Scott Crook’s Obituary

We are very sad to inform you that our founder and owner Scott W. Crook, 72, departed this world for his next adventure June 10, 2019 surrounded by loved ones and family.

Scott was born February 6, 1947 in Atlanta, Georgia to James and Mary Crook, who raised him, his brother and two sisters in an Air Force family moving all over the country.

Scott earned a degree in Chemistry from Centenary College in Shreveport, Louisiana, he moved to Fayetteville to pursue a post graduate degree in Organic Chemistry at the University of Arkansas, where he met and married the love of his life, Carolyn while she was pursuing post-doctoral research. They were married on September 30th, 1971.

He loved the outdoors and animals. Scott’s father started him fishing from the time he could hold a pole, and he pursued becoming an Eagle Scout to be outdoors as much as he could. Growing up, Scott’s family always had small pets, including flying squirrels. Carolyn and Scott have kept up the Crook tradition of keeping flying squirrels as pets to this day. Barney and Simon are both about 10 years old.

§ **ACTIONS TO TAKE**:
A. List every person named in the obituary.
B. Write out everything in the obituary from "Scott Crook’s Obituary" down to "ones and family.".

§ **INFORMATION PROVIDED**:
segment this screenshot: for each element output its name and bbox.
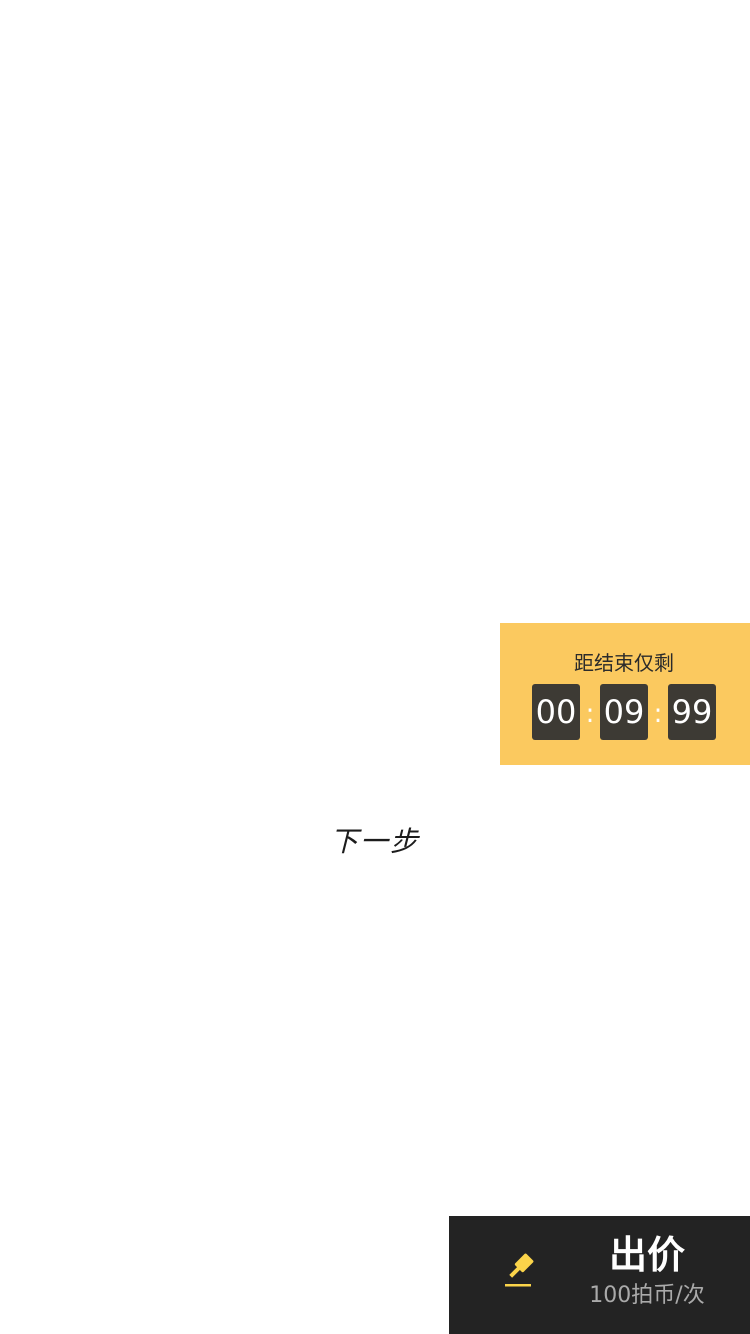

§ **RESPONSES FOR EACH TASK**:
A. Scott W. Crook, James Crook, Mary Crook, Carolyn

B.
Scott Crook’s Obituary

We are very sad to inform you that our founder and owner Scott W. Crook, 72, departed this world for his next adventure June 10, 2019 surrounded by loved ones and family.